**Direction**.
Below are the records; locate each line with the word "PDGFRB" and copy it.

────────────────

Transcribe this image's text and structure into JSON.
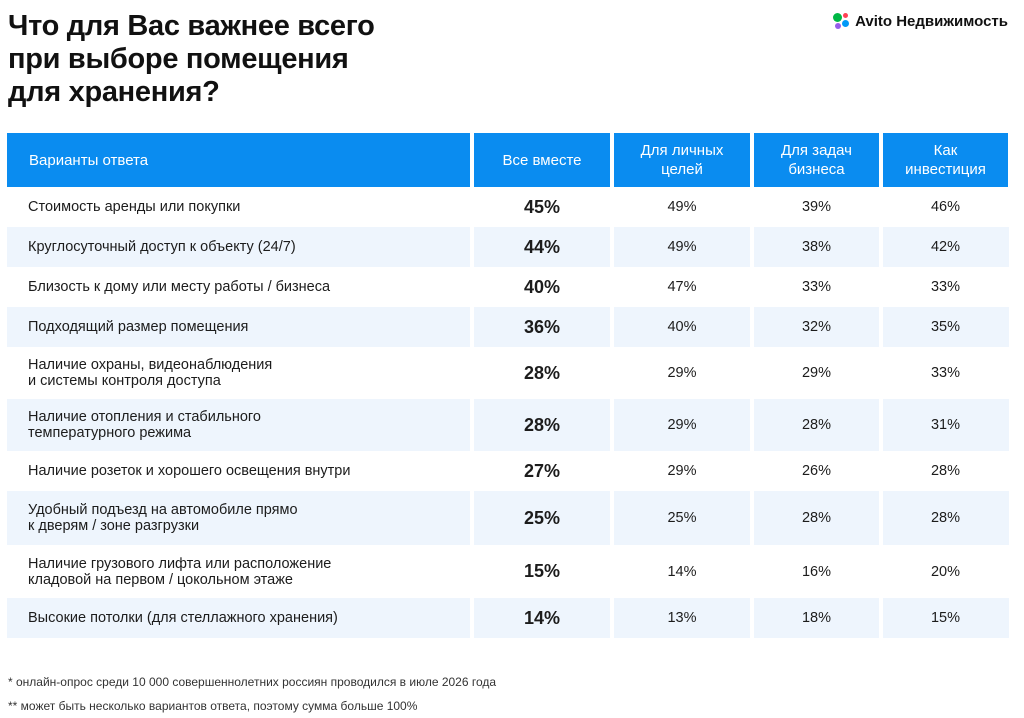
{
  "title": "Что для Вас важнее всего\nпри выборе помещения\nдля хранения?",
  "brand": {
    "name": "Avito Недвижимость",
    "icon": "avito-dots-icon",
    "colors": [
      "#00b845",
      "#0099f7",
      "#ff4053",
      "#965eeb"
    ]
  },
  "header_color": "#0a8cf0",
  "chart_data": {
    "type": "table",
    "columns": [
      "Варианты ответа",
      "Все вместе",
      "Для личных\nцелей",
      "Для задач\nбизнеса",
      "Как\nинвестиция"
    ],
    "rows": [
      {
        "label": "Стоимость аренды или покупки",
        "values": [
          "45%",
          "49%",
          "39%",
          "46%"
        ]
      },
      {
        "label": "Круглосуточный доступ к объекту (24/7)",
        "values": [
          "44%",
          "49%",
          "38%",
          "42%"
        ]
      },
      {
        "label": "Близость к дому или месту работы / бизнеса",
        "values": [
          "40%",
          "47%",
          "33%",
          "33%"
        ]
      },
      {
        "label": "Подходящий размер помещения",
        "values": [
          "36%",
          "40%",
          "32%",
          "35%"
        ]
      },
      {
        "label": "Наличие охраны, видеонаблюдения\nи системы контроля доступа",
        "values": [
          "28%",
          "29%",
          "29%",
          "33%"
        ]
      },
      {
        "label": "Наличие отопления и стабильного\nтемпературного режима",
        "values": [
          "28%",
          "29%",
          "28%",
          "31%"
        ]
      },
      {
        "label": "Наличие розеток и хорошего освещения внутри",
        "values": [
          "27%",
          "29%",
          "26%",
          "28%"
        ]
      },
      {
        "label": "Удобный подъезд на автомобиле прямо\nк дверям / зоне разгрузки",
        "values": [
          "25%",
          "25%",
          "28%",
          "28%"
        ]
      },
      {
        "label": "Наличие грузового лифта или расположение\nкладовой на первом / цокольном этаже",
        "values": [
          "15%",
          "14%",
          "16%",
          "20%"
        ]
      },
      {
        "label": "Высокие потолки (для стеллажного хранения)",
        "values": [
          "14%",
          "13%",
          "18%",
          "15%"
        ]
      }
    ]
  },
  "footnotes": [
    "* онлайн-опрос среди 10 000 совершеннолетних россиян проводился в июле 2026 года",
    "** может быть несколько вариантов ответа, поэтому сумма больше 100%"
  ]
}
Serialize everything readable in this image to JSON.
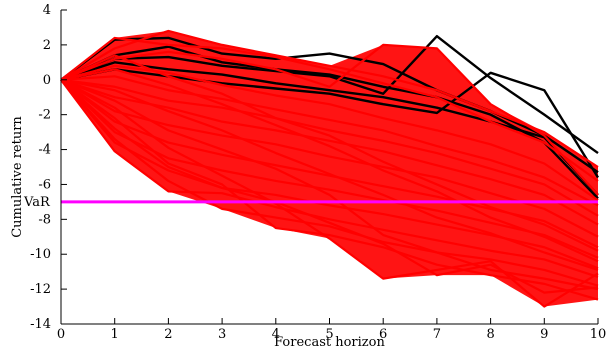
{
  "chart_data": {
    "type": "line",
    "title": "",
    "xlabel": "Forecast horizon",
    "ylabel": "Cumulative return",
    "xlim": [
      0,
      10
    ],
    "ylim": [
      -14,
      4
    ],
    "xticks": [
      0,
      1,
      2,
      3,
      4,
      5,
      6,
      7,
      8,
      9,
      10
    ],
    "yticks": [
      4,
      2,
      0,
      -2,
      -4,
      -6,
      -8,
      -10,
      -12,
      -14
    ],
    "grid": false,
    "colors": {
      "breach": "#000000",
      "simulated": "#ff0000",
      "var": "#ff00ff"
    },
    "var_line": {
      "label": "VaR",
      "value": -7.0
    },
    "series_black": [
      {
        "values": [
          0,
          2.3,
          2.4,
          1.5,
          1.2,
          1.5,
          0.9,
          -0.6,
          -1.8,
          -3.2,
          -5.3
        ]
      },
      {
        "values": [
          0,
          1.2,
          1.3,
          0.8,
          0.5,
          0.2,
          -0.8,
          2.5,
          0.1,
          -2.0,
          -4.2
        ]
      },
      {
        "values": [
          0,
          0.6,
          0.2,
          -0.2,
          -0.5,
          -0.8,
          -1.4,
          -1.9,
          0.4,
          -0.6,
          -5.6
        ]
      },
      {
        "values": [
          0,
          1.0,
          0.6,
          0.3,
          -0.2,
          -0.6,
          -1.0,
          -1.6,
          -2.4,
          -3.3,
          -6.6
        ]
      },
      {
        "values": [
          0,
          1.4,
          1.9,
          1.0,
          0.6,
          0.3,
          -0.4,
          -1.0,
          -2.0,
          -3.6,
          -6.8
        ]
      }
    ],
    "series_red": [
      {
        "values": [
          0,
          2.4,
          2.0,
          1.8,
          1.3,
          0.6,
          -0.2,
          -1.0,
          -2.4,
          -3.6,
          -5.8
        ]
      },
      {
        "values": [
          0,
          1.8,
          2.8,
          2.0,
          1.4,
          0.8,
          0.2,
          -0.6,
          -1.8,
          -3.0,
          -5.0
        ]
      },
      {
        "values": [
          0,
          1.2,
          1.6,
          1.2,
          0.6,
          -0.4,
          2.0,
          1.8,
          -1.4,
          -3.2,
          -6.6
        ]
      },
      {
        "values": [
          0,
          0.8,
          0.4,
          -0.3,
          -0.9,
          -1.4,
          -2.2,
          -2.9,
          -3.7,
          -4.8,
          -6.9
        ]
      },
      {
        "values": [
          0,
          0.2,
          -0.6,
          -1.1,
          -1.7,
          -2.3,
          -2.9,
          -3.8,
          -4.6,
          -5.6,
          -7.2
        ]
      },
      {
        "values": [
          0,
          -0.4,
          -1.2,
          -1.6,
          -2.2,
          -2.9,
          -3.5,
          -4.2,
          -5.1,
          -6.0,
          -7.8
        ]
      },
      {
        "values": [
          0,
          -1.0,
          -1.6,
          -2.4,
          -2.9,
          -3.5,
          -4.1,
          -4.9,
          -5.7,
          -6.6,
          -8.3
        ]
      },
      {
        "values": [
          0,
          -1.8,
          -2.6,
          -3.2,
          -3.7,
          -4.4,
          -5.0,
          -5.6,
          -6.5,
          -7.4,
          -9.0
        ]
      },
      {
        "values": [
          0,
          -2.4,
          -3.6,
          -4.3,
          -4.9,
          -5.5,
          -6.1,
          -6.7,
          -7.4,
          -8.1,
          -9.6
        ]
      },
      {
        "values": [
          0,
          -3.0,
          -4.5,
          -5.2,
          -5.8,
          -6.3,
          -6.9,
          -7.5,
          -8.2,
          -8.9,
          -10.2
        ]
      },
      {
        "values": [
          0,
          -3.6,
          -5.2,
          -6.2,
          -6.6,
          -7.2,
          -7.7,
          -8.3,
          -8.9,
          -9.6,
          -10.8
        ]
      },
      {
        "values": [
          0,
          -4.1,
          -6.4,
          -6.5,
          -7.3,
          -8.0,
          -8.6,
          -9.2,
          -9.8,
          -10.3,
          -11.3
        ]
      },
      {
        "values": [
          0,
          -3.4,
          -5.8,
          -7.4,
          -7.9,
          -8.4,
          -9.3,
          -9.9,
          -10.3,
          -10.9,
          -11.8
        ]
      },
      {
        "values": [
          0,
          -2.2,
          -4.8,
          -6.0,
          -8.5,
          -8.9,
          -9.6,
          -10.6,
          -11.2,
          -11.7,
          -12.6
        ]
      },
      {
        "values": [
          0,
          -1.6,
          -3.9,
          -5.5,
          -7.1,
          -9.1,
          -11.4,
          -10.9,
          -10.4,
          -13.0,
          -11.1
        ]
      },
      {
        "values": [
          0,
          -2.8,
          -5.0,
          -6.2,
          -7.0,
          -8.2,
          -9.4,
          -11.2,
          -10.6,
          -12.2,
          -11.9
        ]
      },
      {
        "values": [
          0,
          -1.2,
          -2.9,
          -4.0,
          -5.1,
          -6.6,
          -8.9,
          -9.9,
          -10.9,
          -11.4,
          -12.0
        ]
      },
      {
        "values": [
          0,
          1.4,
          0.2,
          -0.8,
          -2.2,
          -3.2,
          -4.7,
          -6.0,
          -7.3,
          -8.3,
          -9.8
        ]
      },
      {
        "values": [
          0,
          0.6,
          -0.3,
          -1.4,
          -2.6,
          -3.8,
          -5.2,
          -6.4,
          -7.9,
          -9.0,
          -10.4
        ]
      },
      {
        "values": [
          0,
          -0.6,
          -1.8,
          -2.9,
          -4.2,
          -5.4,
          -6.6,
          -7.9,
          -8.8,
          -9.9,
          -10.9
        ]
      }
    ]
  }
}
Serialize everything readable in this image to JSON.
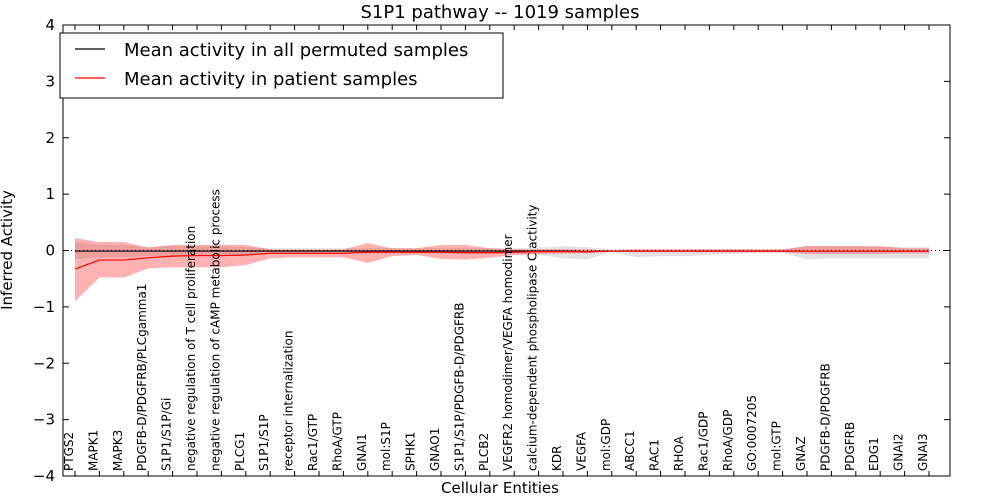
{
  "chart_data": {
    "type": "line",
    "title": "S1P1 pathway -- 1019 samples",
    "xlabel": "Cellular Entities",
    "ylabel": "Inferred Activity",
    "ylim": [
      -4,
      4
    ],
    "yticks": [
      "4",
      "3",
      "2",
      "1",
      "0",
      "−1",
      "−2",
      "−3",
      "−4"
    ],
    "ytick_values": [
      4,
      3,
      2,
      1,
      0,
      -1,
      -2,
      -3,
      -4
    ],
    "reference_line": 0,
    "legend": {
      "position": "top-left",
      "entries": [
        {
          "label": "Mean activity in all permuted samples",
          "color": "#000000"
        },
        {
          "label": "Mean activity in patient samples",
          "color": "#ff0000"
        }
      ]
    },
    "categories": [
      "PTGS2",
      "MAPK1",
      "MAPK3",
      "PDGFB-D/PDGFRB/PLCgamma1",
      "S1P1/S1P/Gi",
      "negative regulation of T cell proliferation",
      "negative regulation of cAMP metabolic process",
      "PLCG1",
      "S1P1/S1P",
      "receptor internalization",
      "Rac1/GTP",
      "RhoA/GTP",
      "GNAI1",
      "mol:S1P",
      "SPHK1",
      "GNAO1",
      "S1P1/S1P/PDGFB-D/PDGFRB",
      "PLCB2",
      "VEGFR2 homodimer/VEGFA homodimer",
      "calcium-dependent phospholipase C activity",
      "KDR",
      "VEGFA",
      "mol:GDP",
      "ABCC1",
      "RAC1",
      "RHOA",
      "Rac1/GDP",
      "RhoA/GDP",
      "GO:0007205",
      "mol:GTP",
      "GNAZ",
      "PDGFB-D/PDGFRB",
      "PDGFRB",
      "EDG1",
      "GNAI2",
      "GNAI3"
    ],
    "series": [
      {
        "name": "Mean activity in all permuted samples",
        "color": "#000000",
        "values": [
          -0.01,
          -0.01,
          -0.01,
          -0.01,
          -0.01,
          -0.01,
          -0.01,
          -0.01,
          -0.01,
          -0.01,
          -0.01,
          -0.01,
          -0.01,
          -0.01,
          -0.01,
          -0.01,
          -0.01,
          -0.01,
          -0.01,
          -0.01,
          -0.01,
          -0.02,
          -0.01,
          -0.01,
          -0.01,
          -0.01,
          -0.01,
          -0.01,
          -0.01,
          -0.01,
          -0.01,
          -0.01,
          -0.01,
          -0.01,
          -0.01,
          -0.01
        ],
        "band_upper": [
          0.15,
          0.1,
          0.1,
          0.06,
          0.08,
          0.08,
          0.08,
          0.06,
          0.04,
          0.04,
          0.04,
          0.04,
          0.04,
          0.04,
          0.04,
          0.04,
          0.04,
          0.04,
          0.04,
          0.05,
          0.08,
          0.06,
          0.02,
          0.03,
          0.03,
          0.03,
          0.03,
          0.03,
          0.02,
          0.02,
          0.08,
          0.07,
          0.07,
          0.06,
          0.06,
          0.06
        ],
        "band_lower": [
          -0.15,
          -0.12,
          -0.12,
          -0.1,
          -0.1,
          -0.1,
          -0.1,
          -0.08,
          -0.06,
          -0.06,
          -0.06,
          -0.06,
          -0.06,
          -0.06,
          -0.06,
          -0.06,
          -0.06,
          -0.06,
          -0.06,
          -0.08,
          -0.14,
          -0.16,
          -0.02,
          -0.12,
          -0.1,
          -0.1,
          -0.08,
          -0.06,
          -0.04,
          -0.04,
          -0.16,
          -0.14,
          -0.14,
          -0.14,
          -0.14,
          -0.14
        ]
      },
      {
        "name": "Mean activity in patient samples",
        "color": "#ff0000",
        "values": [
          -0.33,
          -0.17,
          -0.17,
          -0.13,
          -0.1,
          -0.09,
          -0.09,
          -0.08,
          -0.05,
          -0.05,
          -0.05,
          -0.05,
          -0.03,
          -0.03,
          -0.03,
          -0.03,
          -0.04,
          -0.04,
          -0.03,
          -0.02,
          -0.02,
          -0.02,
          -0.01,
          -0.01,
          -0.01,
          -0.01,
          -0.01,
          -0.01,
          -0.01,
          -0.01,
          -0.01,
          -0.01,
          -0.01,
          -0.01,
          -0.01,
          -0.01
        ],
        "band_upper": [
          0.22,
          0.15,
          0.15,
          0.05,
          0.1,
          0.1,
          0.1,
          0.1,
          0.02,
          0.02,
          0.02,
          0.02,
          0.13,
          0.04,
          0.04,
          0.1,
          0.1,
          0.04,
          0.02,
          0.02,
          0.02,
          0.02,
          0.0,
          0.02,
          0.02,
          0.02,
          0.02,
          0.02,
          0.02,
          0.02,
          0.08,
          0.08,
          0.08,
          0.08,
          0.04,
          0.04
        ],
        "band_lower": [
          -0.9,
          -0.48,
          -0.48,
          -0.32,
          -0.3,
          -0.3,
          -0.3,
          -0.26,
          -0.14,
          -0.12,
          -0.12,
          -0.12,
          -0.22,
          -0.1,
          -0.08,
          -0.15,
          -0.16,
          -0.13,
          -0.08,
          -0.06,
          -0.05,
          -0.05,
          -0.02,
          -0.03,
          -0.03,
          -0.03,
          -0.03,
          -0.03,
          -0.03,
          -0.03,
          -0.06,
          -0.06,
          -0.06,
          -0.06,
          -0.05,
          -0.05
        ]
      }
    ]
  }
}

────────────────

**Full answer**.
      "PDGFB-D/PDGFRB/PLCgamma1",
      "S1P1/S1P/PDGFB-D/PDGFRB",
      "PDGFB-D/PDGFRB",
      "PDGFRB",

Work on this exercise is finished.